EXERCISE DESCRIPTION:
Here are some records; quote them exactly, leaving out the pictures.

DATA IN THIS EXERCISE:
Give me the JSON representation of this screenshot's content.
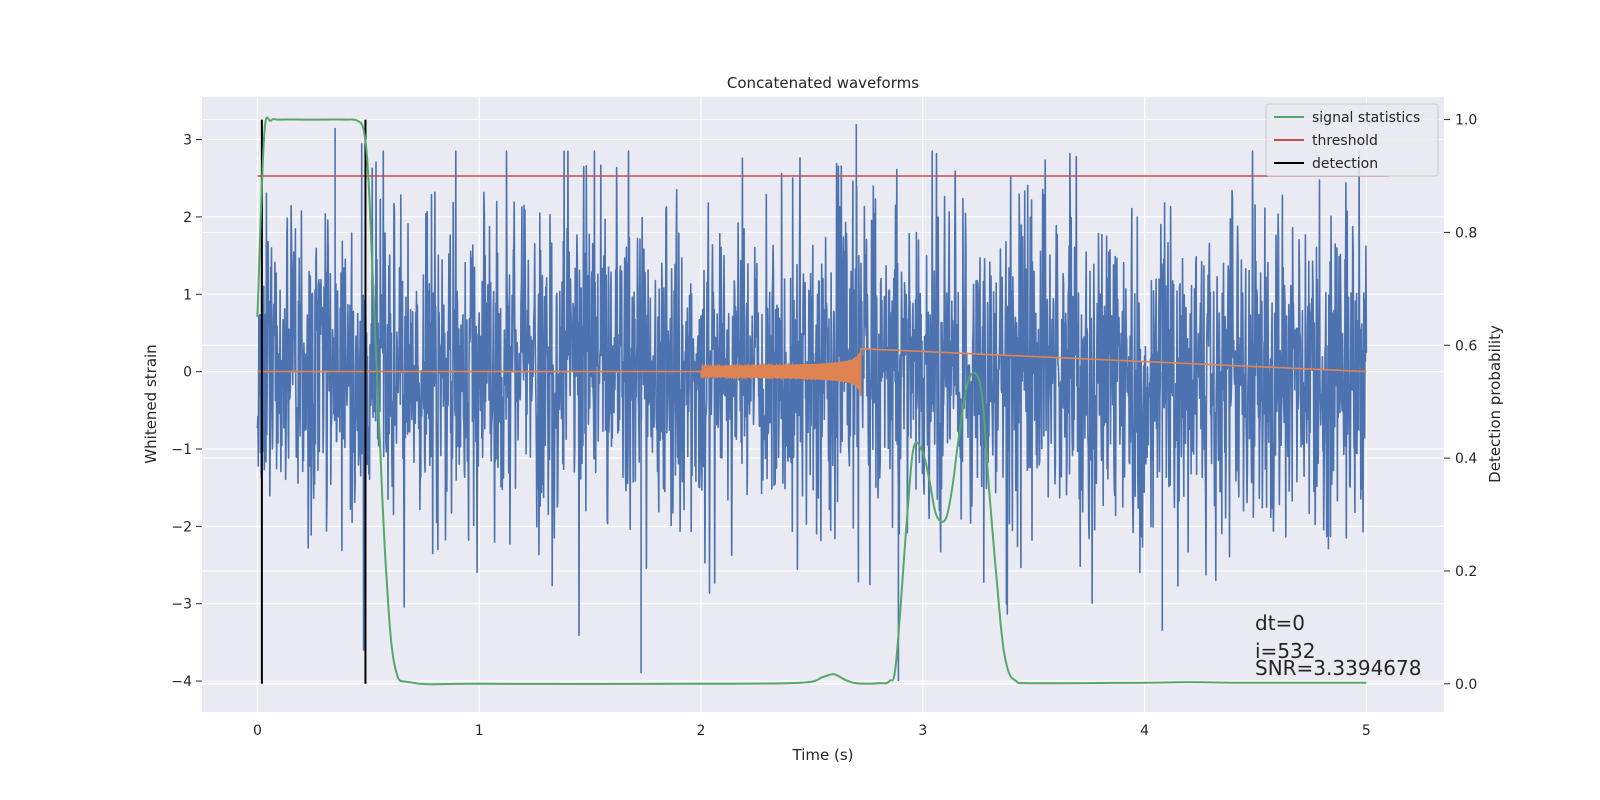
{
  "chart_data": {
    "type": "line",
    "title": "Concatenated waveforms",
    "xlabel": "Time (s)",
    "ylabel": "Whitened strain",
    "y2label": "Detection probability",
    "xlim": [
      -0.25,
      5.35
    ],
    "ylim": [
      -4.4,
      3.55
    ],
    "y2lim": [
      -0.05,
      1.04
    ],
    "x_ticks": [
      0,
      1,
      2,
      3,
      4,
      5
    ],
    "x_tick_labels": [
      "0",
      "1",
      "2",
      "3",
      "4",
      "5"
    ],
    "y_ticks": [
      -4,
      -3,
      -2,
      -1,
      0,
      1,
      2,
      3
    ],
    "y_tick_labels": [
      "−4",
      "−3",
      "−2",
      "−1",
      "0",
      "1",
      "2",
      "3"
    ],
    "y2_ticks": [
      0.0,
      0.2,
      0.4,
      0.6,
      0.8,
      1.0
    ],
    "y2_tick_labels": [
      "0.0",
      "0.2",
      "0.4",
      "0.6",
      "0.8",
      "1.0"
    ],
    "grid": true,
    "legend_position": "top-right",
    "legend": [
      {
        "label": "signal statistics",
        "color": "#55a868"
      },
      {
        "label": "threshold",
        "color": "#c44e52"
      },
      {
        "label": "detection",
        "color": "#000000"
      }
    ],
    "series": [
      {
        "role": "strain",
        "color": "#4c72b0",
        "x_range": [
          0,
          5
        ],
        "envelope_max": 3.2,
        "envelope_min": -3.9,
        "notable_spikes": [
          {
            "x": 0.35,
            "y": 3.15
          },
          {
            "x": 0.47,
            "y": 2.95
          },
          {
            "x": 1.73,
            "y": -3.9
          },
          {
            "x": 2.7,
            "y": 3.2
          },
          {
            "x": 2.89,
            "y": -4.0
          },
          {
            "x": 4.08,
            "y": -3.35
          }
        ]
      },
      {
        "role": "injected chirp",
        "color": "#dd8452",
        "x_range": [
          0,
          5
        ],
        "chirp_start": 2.0,
        "chirp_end": 2.72,
        "chirp_peak_amplitude": 0.42
      },
      {
        "name": "signal statistics",
        "color": "#55a868",
        "axis": "right",
        "x": [
          0.0,
          0.03,
          0.06,
          0.1,
          0.2,
          0.3,
          0.4,
          0.45,
          0.48,
          0.5,
          0.52,
          0.55,
          0.58,
          0.62,
          0.7,
          1.0,
          2.0,
          2.45,
          2.55,
          2.6,
          2.65,
          2.7,
          2.8,
          2.85,
          2.88,
          2.93,
          2.96,
          3.0,
          3.03,
          3.06,
          3.1,
          3.13,
          3.16,
          3.2,
          3.24,
          3.27,
          3.3,
          3.35,
          3.38,
          3.42,
          3.5,
          4.0,
          4.2,
          4.4,
          5.0
        ],
        "values": [
          0.65,
          0.97,
          0.998,
          1.0,
          1.0,
          1.0,
          1.0,
          0.998,
          0.98,
          0.9,
          0.72,
          0.45,
          0.2,
          0.03,
          0.002,
          0.0,
          0.0,
          0.002,
          0.012,
          0.017,
          0.007,
          0.001,
          0.001,
          0.005,
          0.04,
          0.3,
          0.42,
          0.41,
          0.36,
          0.3,
          0.29,
          0.34,
          0.43,
          0.53,
          0.55,
          0.5,
          0.34,
          0.11,
          0.03,
          0.005,
          0.001,
          0.002,
          0.003,
          0.002,
          0.002
        ]
      },
      {
        "name": "threshold",
        "color": "#c44e52",
        "axis": "right",
        "x": [
          0.0,
          5.1
        ],
        "values": [
          0.9,
          0.9
        ]
      },
      {
        "name": "detection",
        "color": "#000000",
        "type": "vlines",
        "x": [
          0.02,
          0.487
        ],
        "axis": "right",
        "ymin": 0.0,
        "ymax": 1.0
      }
    ],
    "annotations": [
      "dt=0",
      "i=532",
      "SNR=3.3394678"
    ]
  }
}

PROBLEM SOLUTION:
Give me the JSON representation of this screenshot's content.
{
  "chart_data": {
    "type": "line",
    "title": "Concatenated waveforms",
    "xlabel": "Time (s)",
    "ylabel": "Whitened strain",
    "y2label": "Detection probability",
    "xlim": [
      -0.25,
      5.35
    ],
    "ylim": [
      -4.4,
      3.55
    ],
    "y2lim": [
      -0.05,
      1.04
    ],
    "x_ticks": [
      0,
      1,
      2,
      3,
      4,
      5
    ],
    "x_tick_labels": [
      "0",
      "1",
      "2",
      "3",
      "4",
      "5"
    ],
    "y_ticks": [
      -4,
      -3,
      -2,
      -1,
      0,
      1,
      2,
      3
    ],
    "y_tick_labels": [
      "−4",
      "−3",
      "−2",
      "−1",
      "0",
      "1",
      "2",
      "3"
    ],
    "y2_ticks": [
      0.0,
      0.2,
      0.4,
      0.6,
      0.8,
      1.0
    ],
    "y2_tick_labels": [
      "0.0",
      "0.2",
      "0.4",
      "0.6",
      "0.8",
      "1.0"
    ],
    "grid": true,
    "legend_position": "top-right",
    "legend": [
      {
        "label": "signal statistics",
        "color": "#55a868"
      },
      {
        "label": "threshold",
        "color": "#c44e52"
      },
      {
        "label": "detection",
        "color": "#000000"
      }
    ],
    "series": [
      {
        "role": "strain",
        "color": "#4c72b0",
        "x_range": [
          0,
          5
        ],
        "envelope_max": 3.2,
        "envelope_min": -3.9,
        "notable_spikes": [
          {
            "x": 0.35,
            "y": 3.15
          },
          {
            "x": 0.47,
            "y": 2.95
          },
          {
            "x": 1.73,
            "y": -3.9
          },
          {
            "x": 2.7,
            "y": 3.2
          },
          {
            "x": 2.89,
            "y": -4.0
          },
          {
            "x": 4.08,
            "y": -3.35
          }
        ]
      },
      {
        "role": "injected chirp",
        "color": "#dd8452",
        "x_range": [
          0,
          5
        ],
        "chirp_start": 2.0,
        "chirp_end": 2.72,
        "chirp_peak_amplitude": 0.42
      },
      {
        "name": "signal statistics",
        "color": "#55a868",
        "axis": "right",
        "x": [
          0.0,
          0.03,
          0.06,
          0.1,
          0.2,
          0.3,
          0.4,
          0.45,
          0.48,
          0.5,
          0.52,
          0.55,
          0.58,
          0.62,
          0.7,
          1.0,
          2.0,
          2.45,
          2.55,
          2.6,
          2.65,
          2.7,
          2.8,
          2.85,
          2.88,
          2.93,
          2.96,
          3.0,
          3.03,
          3.06,
          3.1,
          3.13,
          3.16,
          3.2,
          3.24,
          3.27,
          3.3,
          3.35,
          3.38,
          3.42,
          3.5,
          4.0,
          4.2,
          4.4,
          5.0
        ],
        "values": [
          0.65,
          0.97,
          0.998,
          1.0,
          1.0,
          1.0,
          1.0,
          0.998,
          0.98,
          0.9,
          0.72,
          0.45,
          0.2,
          0.03,
          0.002,
          0.0,
          0.0,
          0.002,
          0.012,
          0.017,
          0.007,
          0.001,
          0.001,
          0.005,
          0.04,
          0.3,
          0.42,
          0.41,
          0.36,
          0.3,
          0.29,
          0.34,
          0.43,
          0.53,
          0.55,
          0.5,
          0.34,
          0.11,
          0.03,
          0.005,
          0.001,
          0.002,
          0.003,
          0.002,
          0.002
        ]
      },
      {
        "name": "threshold",
        "color": "#c44e52",
        "axis": "right",
        "x": [
          0.0,
          5.1
        ],
        "values": [
          0.9,
          0.9
        ]
      },
      {
        "name": "detection",
        "color": "#000000",
        "type": "vlines",
        "x": [
          0.02,
          0.487
        ],
        "axis": "right",
        "ymin": 0.0,
        "ymax": 1.0
      }
    ],
    "annotations": [
      "dt=0",
      "i=532",
      "SNR=3.3394678"
    ]
  }
}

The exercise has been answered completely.